(Data extracted from a collection)
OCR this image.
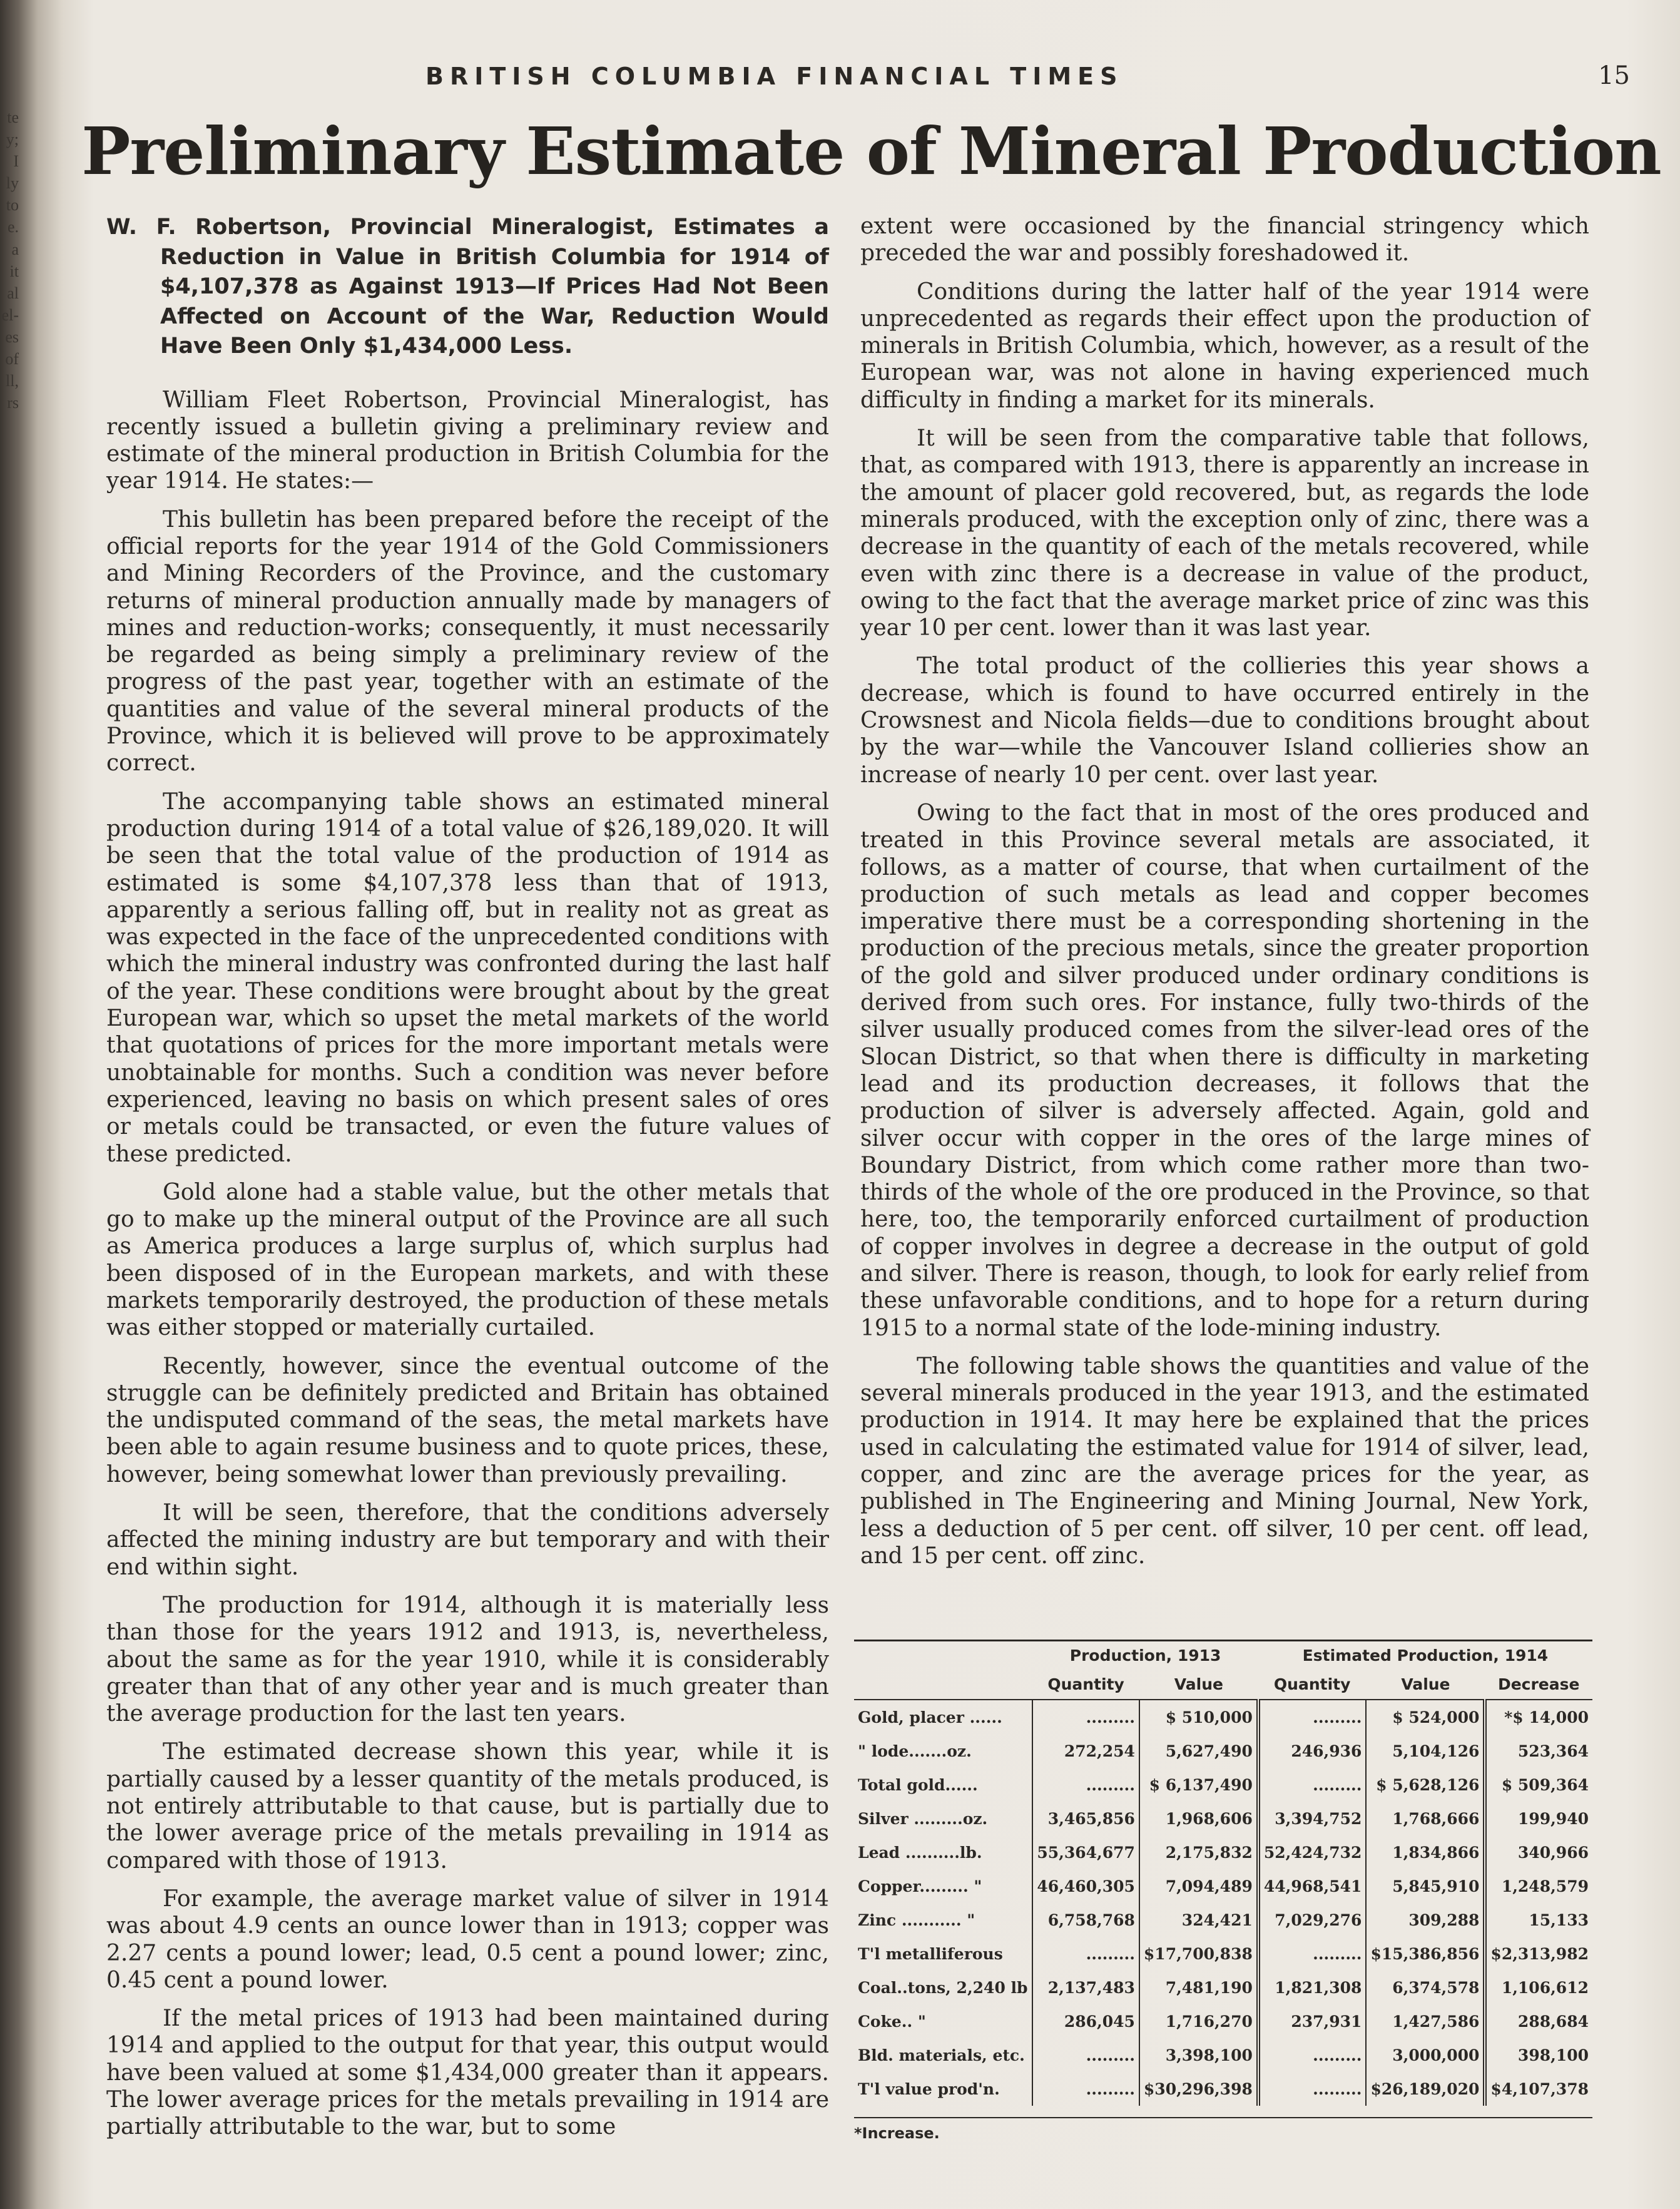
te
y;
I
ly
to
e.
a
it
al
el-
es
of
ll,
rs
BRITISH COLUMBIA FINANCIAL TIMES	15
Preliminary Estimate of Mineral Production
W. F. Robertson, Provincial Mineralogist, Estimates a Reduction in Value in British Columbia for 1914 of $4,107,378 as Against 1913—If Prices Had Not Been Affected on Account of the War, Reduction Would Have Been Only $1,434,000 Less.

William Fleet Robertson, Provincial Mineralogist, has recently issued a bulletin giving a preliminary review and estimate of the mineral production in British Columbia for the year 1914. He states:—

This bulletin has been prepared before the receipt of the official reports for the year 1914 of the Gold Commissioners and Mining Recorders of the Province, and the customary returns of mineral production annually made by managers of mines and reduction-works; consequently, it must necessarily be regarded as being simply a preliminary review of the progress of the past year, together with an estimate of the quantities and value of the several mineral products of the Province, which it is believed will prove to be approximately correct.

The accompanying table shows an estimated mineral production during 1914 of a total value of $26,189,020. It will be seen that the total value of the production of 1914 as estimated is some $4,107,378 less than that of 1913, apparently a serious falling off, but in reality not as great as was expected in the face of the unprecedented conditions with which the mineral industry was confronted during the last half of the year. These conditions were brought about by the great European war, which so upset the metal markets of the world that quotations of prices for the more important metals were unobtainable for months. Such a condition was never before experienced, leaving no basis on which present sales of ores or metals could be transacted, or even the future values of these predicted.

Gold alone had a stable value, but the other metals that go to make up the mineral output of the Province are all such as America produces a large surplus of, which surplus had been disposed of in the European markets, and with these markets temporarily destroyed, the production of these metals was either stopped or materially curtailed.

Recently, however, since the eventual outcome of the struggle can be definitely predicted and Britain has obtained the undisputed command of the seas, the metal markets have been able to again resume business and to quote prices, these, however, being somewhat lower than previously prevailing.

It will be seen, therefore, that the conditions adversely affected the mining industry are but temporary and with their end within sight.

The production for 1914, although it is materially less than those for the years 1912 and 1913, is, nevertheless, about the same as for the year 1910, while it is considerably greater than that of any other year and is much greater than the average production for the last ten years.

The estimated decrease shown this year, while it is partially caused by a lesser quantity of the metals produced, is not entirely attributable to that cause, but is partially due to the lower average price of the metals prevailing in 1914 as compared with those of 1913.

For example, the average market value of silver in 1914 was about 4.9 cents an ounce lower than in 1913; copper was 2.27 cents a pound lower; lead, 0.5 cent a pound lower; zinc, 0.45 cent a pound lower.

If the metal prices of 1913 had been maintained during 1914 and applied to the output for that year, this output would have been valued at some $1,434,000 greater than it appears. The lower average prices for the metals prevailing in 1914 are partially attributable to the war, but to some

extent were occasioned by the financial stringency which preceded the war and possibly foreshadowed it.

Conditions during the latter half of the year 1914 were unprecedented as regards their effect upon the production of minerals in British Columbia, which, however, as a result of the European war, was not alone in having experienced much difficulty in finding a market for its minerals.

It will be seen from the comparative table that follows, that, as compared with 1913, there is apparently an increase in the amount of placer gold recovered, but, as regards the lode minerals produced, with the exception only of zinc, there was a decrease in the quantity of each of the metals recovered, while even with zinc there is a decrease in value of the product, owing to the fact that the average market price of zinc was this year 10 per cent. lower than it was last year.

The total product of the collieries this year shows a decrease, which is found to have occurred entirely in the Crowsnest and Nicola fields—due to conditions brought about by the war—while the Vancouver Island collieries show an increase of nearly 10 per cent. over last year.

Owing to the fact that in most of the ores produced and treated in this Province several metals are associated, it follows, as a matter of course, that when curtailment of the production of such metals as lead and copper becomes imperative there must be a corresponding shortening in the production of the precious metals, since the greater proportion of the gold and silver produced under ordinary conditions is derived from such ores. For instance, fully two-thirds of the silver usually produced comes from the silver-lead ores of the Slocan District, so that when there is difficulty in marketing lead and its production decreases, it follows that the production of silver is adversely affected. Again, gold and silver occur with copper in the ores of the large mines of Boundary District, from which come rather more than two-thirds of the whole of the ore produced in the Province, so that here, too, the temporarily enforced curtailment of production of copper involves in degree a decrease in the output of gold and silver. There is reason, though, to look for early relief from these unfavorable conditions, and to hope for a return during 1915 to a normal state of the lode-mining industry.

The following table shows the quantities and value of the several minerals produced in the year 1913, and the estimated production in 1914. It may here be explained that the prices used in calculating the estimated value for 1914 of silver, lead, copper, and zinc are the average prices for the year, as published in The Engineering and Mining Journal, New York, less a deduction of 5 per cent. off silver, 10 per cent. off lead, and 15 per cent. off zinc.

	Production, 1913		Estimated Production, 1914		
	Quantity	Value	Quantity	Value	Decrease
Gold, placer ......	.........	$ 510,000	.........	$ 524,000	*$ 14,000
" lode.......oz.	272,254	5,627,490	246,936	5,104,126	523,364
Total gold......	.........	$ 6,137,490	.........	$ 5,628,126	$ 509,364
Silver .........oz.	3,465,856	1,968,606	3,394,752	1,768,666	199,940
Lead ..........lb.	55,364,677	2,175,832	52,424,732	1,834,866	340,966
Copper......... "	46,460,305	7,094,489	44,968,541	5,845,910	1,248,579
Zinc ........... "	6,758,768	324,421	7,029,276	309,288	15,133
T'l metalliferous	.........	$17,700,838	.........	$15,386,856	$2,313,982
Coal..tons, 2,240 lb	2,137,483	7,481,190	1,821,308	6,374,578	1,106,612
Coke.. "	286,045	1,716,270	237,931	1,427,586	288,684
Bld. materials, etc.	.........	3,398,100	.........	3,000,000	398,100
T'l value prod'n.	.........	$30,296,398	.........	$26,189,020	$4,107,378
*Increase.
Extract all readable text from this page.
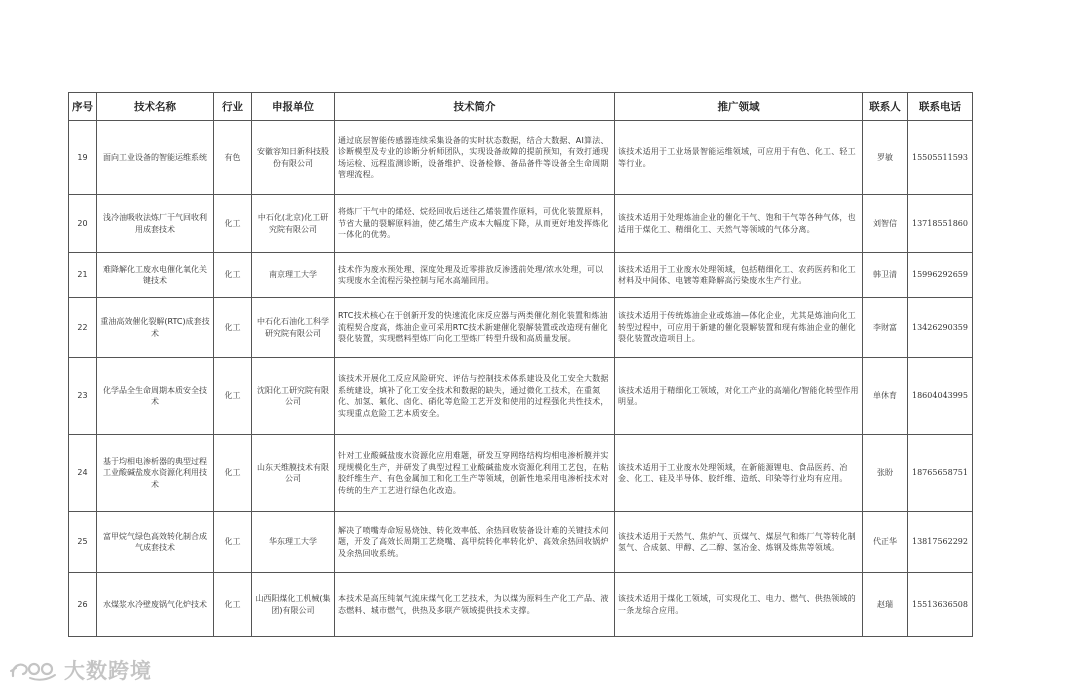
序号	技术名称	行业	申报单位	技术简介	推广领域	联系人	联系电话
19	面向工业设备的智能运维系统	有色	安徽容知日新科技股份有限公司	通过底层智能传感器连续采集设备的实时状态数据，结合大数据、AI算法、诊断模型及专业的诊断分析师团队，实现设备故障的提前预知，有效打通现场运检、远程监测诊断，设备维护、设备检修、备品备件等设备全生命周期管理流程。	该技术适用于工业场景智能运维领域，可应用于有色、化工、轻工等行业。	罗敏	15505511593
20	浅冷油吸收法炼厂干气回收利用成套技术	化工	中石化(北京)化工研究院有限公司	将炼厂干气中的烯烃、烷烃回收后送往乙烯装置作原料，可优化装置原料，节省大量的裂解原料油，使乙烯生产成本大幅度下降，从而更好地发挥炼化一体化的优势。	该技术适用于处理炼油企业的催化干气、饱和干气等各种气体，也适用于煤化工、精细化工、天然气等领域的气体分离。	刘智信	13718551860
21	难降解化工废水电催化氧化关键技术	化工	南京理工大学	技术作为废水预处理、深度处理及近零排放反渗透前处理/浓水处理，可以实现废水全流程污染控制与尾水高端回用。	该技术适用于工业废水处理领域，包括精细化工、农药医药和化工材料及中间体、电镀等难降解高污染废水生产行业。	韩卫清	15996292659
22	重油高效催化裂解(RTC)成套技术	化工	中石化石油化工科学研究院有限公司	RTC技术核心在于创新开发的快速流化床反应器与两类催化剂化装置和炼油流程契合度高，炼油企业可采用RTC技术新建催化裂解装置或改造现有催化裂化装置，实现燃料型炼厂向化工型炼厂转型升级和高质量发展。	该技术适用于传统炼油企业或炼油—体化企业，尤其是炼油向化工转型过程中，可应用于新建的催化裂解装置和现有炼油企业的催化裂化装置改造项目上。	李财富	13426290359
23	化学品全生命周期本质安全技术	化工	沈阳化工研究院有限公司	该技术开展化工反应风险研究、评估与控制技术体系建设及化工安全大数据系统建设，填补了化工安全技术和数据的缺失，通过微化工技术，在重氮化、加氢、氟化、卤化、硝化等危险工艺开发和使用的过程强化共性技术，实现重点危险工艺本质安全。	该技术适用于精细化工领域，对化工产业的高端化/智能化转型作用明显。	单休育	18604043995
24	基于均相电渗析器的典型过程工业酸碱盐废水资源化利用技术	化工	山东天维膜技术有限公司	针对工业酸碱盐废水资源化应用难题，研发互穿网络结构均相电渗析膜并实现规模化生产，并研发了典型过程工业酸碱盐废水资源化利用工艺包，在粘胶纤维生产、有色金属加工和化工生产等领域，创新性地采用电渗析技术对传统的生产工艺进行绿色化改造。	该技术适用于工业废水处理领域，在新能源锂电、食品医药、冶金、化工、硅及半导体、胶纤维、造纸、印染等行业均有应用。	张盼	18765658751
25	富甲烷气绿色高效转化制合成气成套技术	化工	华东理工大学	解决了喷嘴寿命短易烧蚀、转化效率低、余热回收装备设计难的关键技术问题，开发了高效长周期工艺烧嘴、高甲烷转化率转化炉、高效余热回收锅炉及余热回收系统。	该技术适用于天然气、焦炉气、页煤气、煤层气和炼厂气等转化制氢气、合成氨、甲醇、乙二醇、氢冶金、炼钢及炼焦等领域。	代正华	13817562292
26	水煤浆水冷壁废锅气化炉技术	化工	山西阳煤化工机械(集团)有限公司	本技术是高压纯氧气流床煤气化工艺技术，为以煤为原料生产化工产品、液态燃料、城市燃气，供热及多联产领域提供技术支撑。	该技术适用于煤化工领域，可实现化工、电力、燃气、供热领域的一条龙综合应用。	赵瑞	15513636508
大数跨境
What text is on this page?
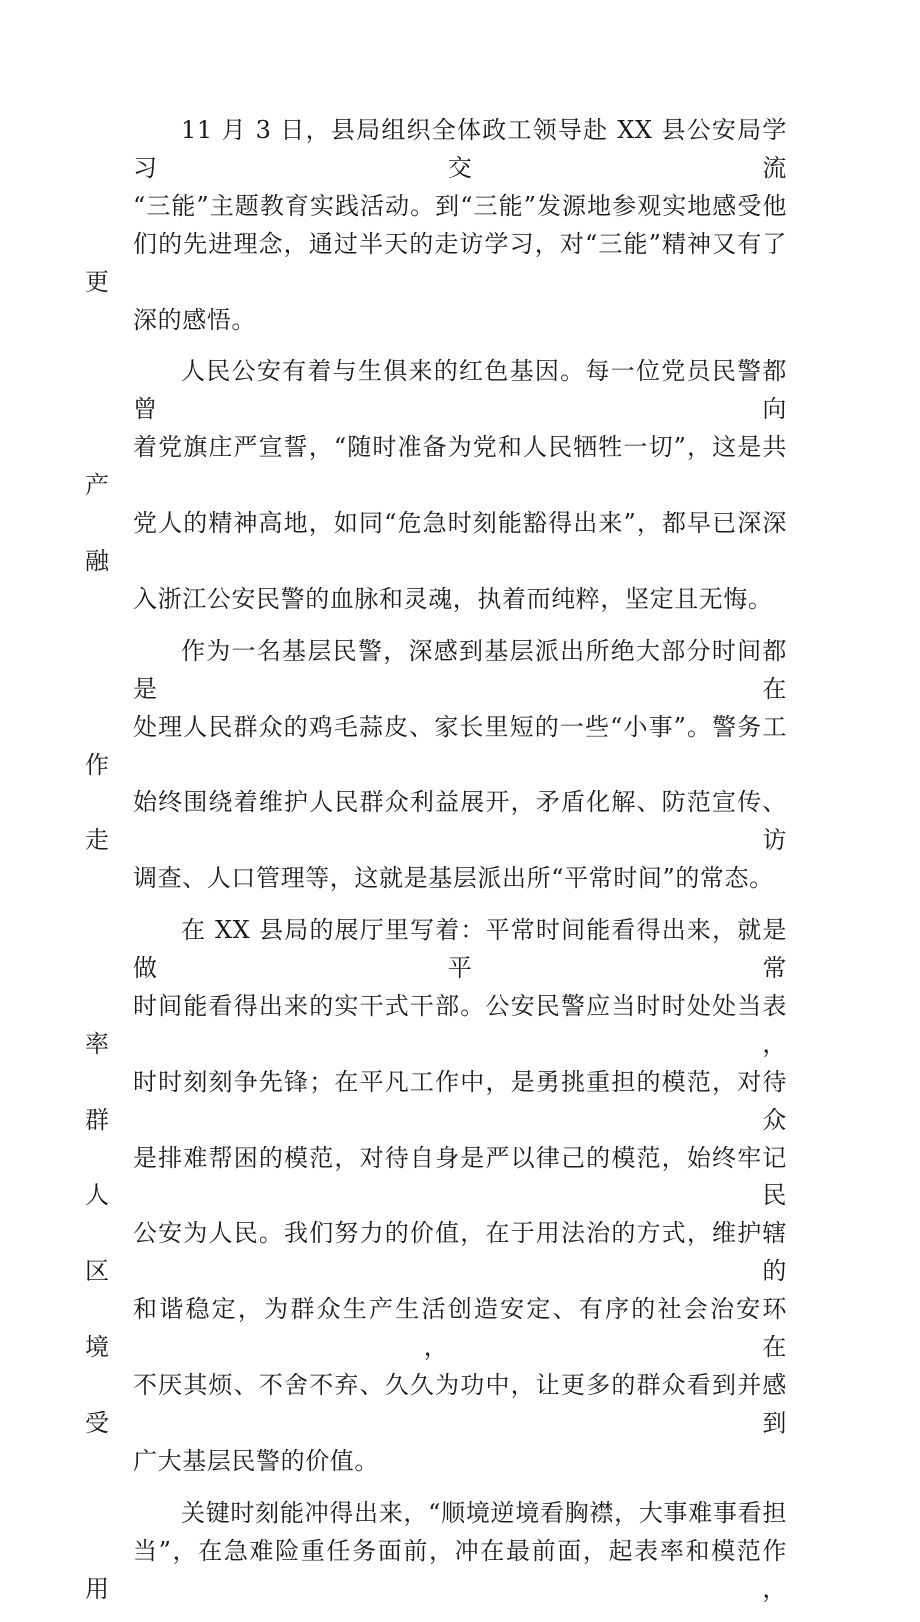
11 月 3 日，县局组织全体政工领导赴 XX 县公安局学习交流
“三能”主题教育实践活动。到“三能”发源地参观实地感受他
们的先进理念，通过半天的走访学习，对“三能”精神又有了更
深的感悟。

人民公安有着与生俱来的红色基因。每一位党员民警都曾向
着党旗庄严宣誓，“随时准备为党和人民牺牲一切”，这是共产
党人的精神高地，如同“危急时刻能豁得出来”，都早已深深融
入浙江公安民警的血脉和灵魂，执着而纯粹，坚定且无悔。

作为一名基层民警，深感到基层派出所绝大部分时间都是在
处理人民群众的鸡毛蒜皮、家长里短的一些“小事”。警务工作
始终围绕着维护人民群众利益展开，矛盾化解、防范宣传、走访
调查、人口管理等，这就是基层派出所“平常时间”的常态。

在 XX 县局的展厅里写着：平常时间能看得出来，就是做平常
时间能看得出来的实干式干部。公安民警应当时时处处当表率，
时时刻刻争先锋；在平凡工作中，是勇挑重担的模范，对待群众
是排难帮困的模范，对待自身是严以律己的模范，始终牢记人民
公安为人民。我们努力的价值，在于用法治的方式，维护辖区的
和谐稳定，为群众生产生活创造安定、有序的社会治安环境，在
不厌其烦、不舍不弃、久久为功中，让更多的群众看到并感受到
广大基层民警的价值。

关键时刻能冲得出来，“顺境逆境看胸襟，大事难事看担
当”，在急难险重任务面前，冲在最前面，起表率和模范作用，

> Problem statement
Write out word for word every line from the line with "What text is on this page?" through the final line of the records, both included, skipping the pictures.

> Task output
What text is on this page?
11 月 3 日，县局组织全体政工领导赴 XX 县公安局学习交流
“三能”主题教育实践活动。到“三能”发源地参观实地感受他
们的先进理念，通过半天的走访学习，对“三能”精神又有了更
深的感悟。

人民公安有着与生俱来的红色基因。每一位党员民警都曾向
着党旗庄严宣誓，“随时准备为党和人民牺牲一切”，这是共产
党人的精神高地，如同“危急时刻能豁得出来”，都早已深深融
入浙江公安民警的血脉和灵魂，执着而纯粹，坚定且无悔。

作为一名基层民警，深感到基层派出所绝大部分时间都是在
处理人民群众的鸡毛蒜皮、家长里短的一些“小事”。警务工作
始终围绕着维护人民群众利益展开，矛盾化解、防范宣传、走访
调查、人口管理等，这就是基层派出所“平常时间”的常态。

在 XX 县局的展厅里写着：平常时间能看得出来，就是做平常
时间能看得出来的实干式干部。公安民警应当时时处处当表率，
时时刻刻争先锋；在平凡工作中，是勇挑重担的模范，对待群众
是排难帮困的模范，对待自身是严以律己的模范，始终牢记人民
公安为人民。我们努力的价值，在于用法治的方式，维护辖区的
和谐稳定，为群众生产生活创造安定、有序的社会治安环境，在
不厌其烦、不舍不弃、久久为功中，让更多的群众看到并感受到
广大基层民警的价值。

关键时刻能冲得出来，“顺境逆境看胸襟，大事难事看担
当”，在急难险重任务面前，冲在最前面，起表率和模范作用，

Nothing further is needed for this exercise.